> [Challenge]: Go through the material below and copy all lines with "have".

> [Items]:
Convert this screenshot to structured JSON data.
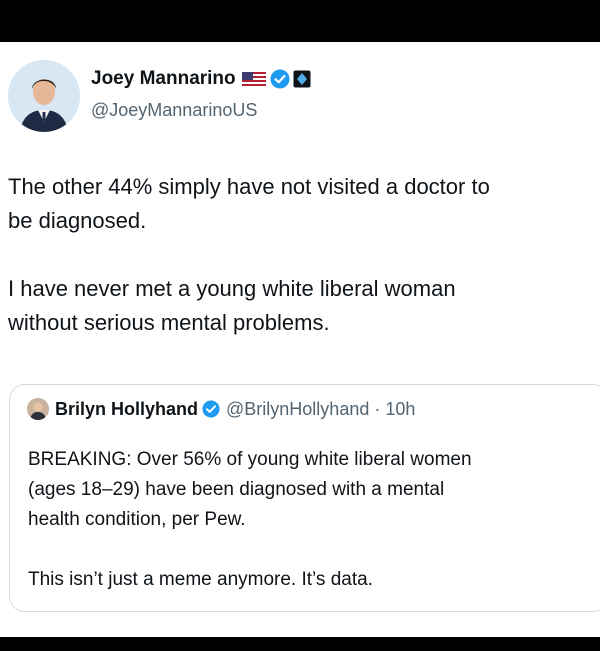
{
  "author": {
    "name": "Joey Mannarino",
    "handle": "@JoeyMannarinoUS",
    "icons": [
      "us-flag-icon",
      "verified-badge-icon",
      "affiliation-badge-icon"
    ]
  },
  "tweet": {
    "paragraphs": [
      "The other 44% simply have not visited a doctor to",
      "be diagnosed.",
      "",
      "I have never met a young white liberal woman",
      "without serious mental problems."
    ]
  },
  "quote": {
    "name": "Brilyn Hollyhand",
    "handle_time": "@BrilynHollyhand · 10h",
    "lines": [
      "BREAKING: Over 56% of young white liberal women",
      "(ages 18–29) have been diagnosed with a mental",
      "health condition, per Pew.",
      "",
      "This isn’t just a meme anymore. It’s data."
    ]
  },
  "colors": {
    "verified_blue": "#1d9bf0",
    "text": "#0f1419",
    "muted": "#536471"
  }
}
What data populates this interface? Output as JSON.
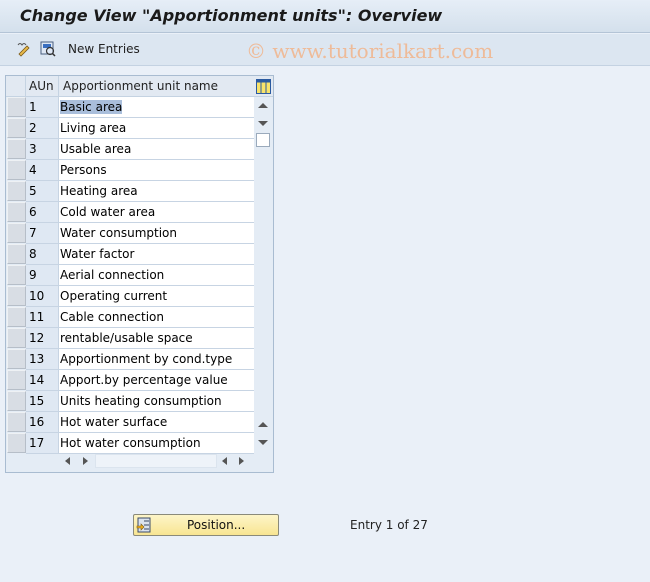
{
  "title": "Change View \"Apportionment units\": Overview",
  "toolbar": {
    "icons": [
      "display-change-icon",
      "select-all-icon"
    ],
    "new_entries_label": "New Entries"
  },
  "watermark": "© www.tutorialkart.com",
  "table": {
    "columns": [
      "AUn",
      "Apportionment unit name"
    ],
    "settings_icon": "table-settings-icon",
    "rows": [
      {
        "key": "1",
        "name": "Basic area",
        "selected": true
      },
      {
        "key": "2",
        "name": "Living area"
      },
      {
        "key": "3",
        "name": "Usable area"
      },
      {
        "key": "4",
        "name": "Persons"
      },
      {
        "key": "5",
        "name": "Heating area"
      },
      {
        "key": "6",
        "name": "Cold water area"
      },
      {
        "key": "7",
        "name": "Water consumption"
      },
      {
        "key": "8",
        "name": "Water factor"
      },
      {
        "key": "9",
        "name": "Aerial connection"
      },
      {
        "key": "10",
        "name": "Operating current"
      },
      {
        "key": "11",
        "name": "Cable connection"
      },
      {
        "key": "12",
        "name": "rentable/usable space"
      },
      {
        "key": "13",
        "name": "Apportionment by cond.type"
      },
      {
        "key": "14",
        "name": "Apport.by percentage value"
      },
      {
        "key": "15",
        "name": "Units heating consumption"
      },
      {
        "key": "16",
        "name": "Hot water surface"
      },
      {
        "key": "17",
        "name": "Hot water consumption"
      }
    ]
  },
  "footer": {
    "position_label": "Position...",
    "entry_text": "Entry 1 of 27"
  }
}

> [The output]:
      "The other 44% simply have not visited a doctor to",
      "I have never met a young white liberal woman",
      "(ages 18–29) have been diagnosed with a mental",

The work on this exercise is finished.